| Problem statement |
Below is a set of records; restate each one word for word.

| A run of records |
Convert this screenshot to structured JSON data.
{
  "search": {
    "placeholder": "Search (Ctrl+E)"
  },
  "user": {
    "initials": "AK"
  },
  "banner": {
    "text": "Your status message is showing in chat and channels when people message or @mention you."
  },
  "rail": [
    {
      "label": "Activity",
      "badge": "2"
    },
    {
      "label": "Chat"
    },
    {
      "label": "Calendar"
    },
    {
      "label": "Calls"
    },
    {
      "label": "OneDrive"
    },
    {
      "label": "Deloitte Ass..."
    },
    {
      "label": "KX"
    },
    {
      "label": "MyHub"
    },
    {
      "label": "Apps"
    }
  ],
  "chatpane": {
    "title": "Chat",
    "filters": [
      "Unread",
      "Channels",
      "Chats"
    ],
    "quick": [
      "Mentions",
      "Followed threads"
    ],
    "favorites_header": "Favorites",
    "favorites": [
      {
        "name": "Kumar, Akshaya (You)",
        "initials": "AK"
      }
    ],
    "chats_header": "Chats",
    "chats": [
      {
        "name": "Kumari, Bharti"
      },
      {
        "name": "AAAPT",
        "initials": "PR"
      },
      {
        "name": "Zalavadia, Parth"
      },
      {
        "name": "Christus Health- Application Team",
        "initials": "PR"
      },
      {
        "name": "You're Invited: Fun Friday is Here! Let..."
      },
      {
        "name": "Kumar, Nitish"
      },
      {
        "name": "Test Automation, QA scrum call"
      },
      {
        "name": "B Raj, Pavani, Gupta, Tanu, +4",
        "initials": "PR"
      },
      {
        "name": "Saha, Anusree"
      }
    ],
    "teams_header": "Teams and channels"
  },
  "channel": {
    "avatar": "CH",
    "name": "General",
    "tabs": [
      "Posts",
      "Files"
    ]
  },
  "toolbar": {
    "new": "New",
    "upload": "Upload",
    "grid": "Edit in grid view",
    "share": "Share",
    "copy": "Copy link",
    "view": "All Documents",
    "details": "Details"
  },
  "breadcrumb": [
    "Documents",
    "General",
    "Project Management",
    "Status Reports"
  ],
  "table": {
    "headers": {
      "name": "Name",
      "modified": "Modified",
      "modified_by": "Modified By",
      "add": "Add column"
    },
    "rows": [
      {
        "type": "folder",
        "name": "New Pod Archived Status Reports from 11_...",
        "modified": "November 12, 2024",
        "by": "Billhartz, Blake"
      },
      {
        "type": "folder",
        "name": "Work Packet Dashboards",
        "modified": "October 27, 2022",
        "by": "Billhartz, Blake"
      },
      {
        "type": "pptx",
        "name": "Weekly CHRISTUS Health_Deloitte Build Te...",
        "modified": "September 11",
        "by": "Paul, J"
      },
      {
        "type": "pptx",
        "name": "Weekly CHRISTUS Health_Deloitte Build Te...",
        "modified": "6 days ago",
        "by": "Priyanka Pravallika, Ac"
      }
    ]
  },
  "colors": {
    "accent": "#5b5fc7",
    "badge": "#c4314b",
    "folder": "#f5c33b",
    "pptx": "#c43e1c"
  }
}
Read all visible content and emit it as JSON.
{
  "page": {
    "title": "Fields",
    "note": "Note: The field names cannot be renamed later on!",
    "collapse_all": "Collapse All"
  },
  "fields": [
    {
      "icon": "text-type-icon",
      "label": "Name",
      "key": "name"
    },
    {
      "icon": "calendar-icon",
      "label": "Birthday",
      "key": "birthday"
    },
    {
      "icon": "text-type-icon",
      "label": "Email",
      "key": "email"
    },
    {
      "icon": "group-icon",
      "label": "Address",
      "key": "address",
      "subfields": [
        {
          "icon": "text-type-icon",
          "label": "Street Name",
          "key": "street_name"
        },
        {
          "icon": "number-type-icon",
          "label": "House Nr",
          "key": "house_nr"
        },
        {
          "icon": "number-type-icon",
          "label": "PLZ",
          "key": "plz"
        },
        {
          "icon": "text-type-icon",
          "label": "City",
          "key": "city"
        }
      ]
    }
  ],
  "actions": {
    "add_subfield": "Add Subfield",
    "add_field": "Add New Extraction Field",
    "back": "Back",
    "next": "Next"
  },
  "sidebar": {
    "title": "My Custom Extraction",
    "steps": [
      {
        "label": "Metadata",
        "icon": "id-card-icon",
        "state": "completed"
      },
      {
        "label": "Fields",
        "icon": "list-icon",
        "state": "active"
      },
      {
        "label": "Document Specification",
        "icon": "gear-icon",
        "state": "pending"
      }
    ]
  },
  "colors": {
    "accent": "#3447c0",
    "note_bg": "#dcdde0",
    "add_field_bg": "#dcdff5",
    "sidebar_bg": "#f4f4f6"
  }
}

| Solution to this task |
Convert this screenshot to structured JSON data.
{
  "search": {
    "placeholder": "Search (Ctrl+E)"
  },
  "user": {
    "initials": "AK"
  },
  "banner": {
    "text": "Your status message is showing in chat and channels when people message or @mention you."
  },
  "rail": [
    {
      "label": "Activity",
      "badge": "2"
    },
    {
      "label": "Chat"
    },
    {
      "label": "Calendar"
    },
    {
      "label": "Calls"
    },
    {
      "label": "OneDrive"
    },
    {
      "label": "Deloitte Ass..."
    },
    {
      "label": "KX"
    },
    {
      "label": "MyHub"
    },
    {
      "label": "Apps"
    }
  ],
  "chatpane": {
    "title": "Chat",
    "filters": [
      "Unread",
      "Channels",
      "Chats"
    ],
    "quick": [
      "Mentions",
      "Followed threads"
    ],
    "favorites_header": "Favorites",
    "favorites": [
      {
        "name": "Kumar, Akshaya (You)",
        "initials": "AK"
      }
    ],
    "chats_header": "Chats",
    "chats": [
      {
        "name": "Kumari, Bharti"
      },
      {
        "name": "AAAPT",
        "initials": "PR"
      },
      {
        "name": "Zalavadia, Parth"
      },
      {
        "name": "Christus Health- Application Team",
        "initials": "PR"
      },
      {
        "name": "You're Invited: Fun Friday is Here! Let..."
      },
      {
        "name": "Kumar, Nitish"
      },
      {
        "name": "Test Automation, QA scrum call"
      },
      {
        "name": "B Raj, Pavani, Gupta, Tanu, +4",
        "initials": "PR"
      },
      {
        "name": "Saha, Anusree"
      }
    ],
    "teams_header": "Teams and channels"
  },
  "channel": {
    "avatar": "CH",
    "name": "General",
    "tabs": [
      "Posts",
      "Files"
    ]
  },
  "toolbar": {
    "new": "New",
    "upload": "Upload",
    "grid": "Edit in grid view",
    "share": "Share",
    "copy": "Copy link",
    "view": "All Documents",
    "details": "Details"
  },
  "breadcrumb": [
    "Documents",
    "General",
    "Project Management",
    "Status Reports"
  ],
  "table": {
    "headers": {
      "name": "Name",
      "modified": "Modified",
      "modified_by": "Modified By",
      "add": "Add column"
    },
    "rows": [
      {
        "type": "folder",
        "name": "New Pod Archived Status Reports from 11_...",
        "modified": "November 12, 2024",
        "by": "Billhartz, Blake"
      },
      {
        "type": "folder",
        "name": "Work Packet Dashboards",
        "modified": "October 27, 2022",
        "by": "Billhartz, Blake"
      },
      {
        "type": "pptx",
        "name": "Weekly CHRISTUS Health_Deloitte Build Te...",
        "modified": "September 11",
        "by": "Paul, J"
      },
      {
        "type": "pptx",
        "name": "Weekly CHRISTUS Health_Deloitte Build Te...",
        "modified": "6 days ago",
        "by": "Priyanka Pravallika, Ac"
      }
    ]
  },
  "colors": {
    "accent": "#5b5fc7",
    "badge": "#c4314b",
    "folder": "#f5c33b",
    "pptx": "#c43e1c"
  }
}
Read all visible content and emit it as JSON.
{
  "page": {
    "title": "Fields",
    "note": "Note: The field names cannot be renamed later on!",
    "collapse_all": "Collapse All"
  },
  "fields": [
    {
      "icon": "text-type-icon",
      "label": "Name",
      "key": "name"
    },
    {
      "icon": "calendar-icon",
      "label": "Birthday",
      "key": "birthday"
    },
    {
      "icon": "text-type-icon",
      "label": "Email",
      "key": "email"
    },
    {
      "icon": "group-icon",
      "label": "Address",
      "key": "address",
      "subfields": [
        {
          "icon": "text-type-icon",
          "label": "Street Name",
          "key": "street_name"
        },
        {
          "icon": "number-type-icon",
          "label": "House Nr",
          "key": "house_nr"
        },
        {
          "icon": "number-type-icon",
          "label": "PLZ",
          "key": "plz"
        },
        {
          "icon": "text-type-icon",
          "label": "City",
          "key": "city"
        }
      ]
    }
  ],
  "actions": {
    "add_subfield": "Add Subfield",
    "add_field": "Add New Extraction Field",
    "back": "Back",
    "next": "Next"
  },
  "sidebar": {
    "title": "My Custom Extraction",
    "steps": [
      {
        "label": "Metadata",
        "icon": "id-card-icon",
        "state": "completed"
      },
      {
        "label": "Fields",
        "icon": "list-icon",
        "state": "active"
      },
      {
        "label": "Document Specification",
        "icon": "gear-icon",
        "state": "pending"
      }
    ]
  },
  "colors": {
    "accent": "#3447c0",
    "note_bg": "#dcdde0",
    "add_field_bg": "#dcdff5",
    "sidebar_bg": "#f4f4f6"
  }
}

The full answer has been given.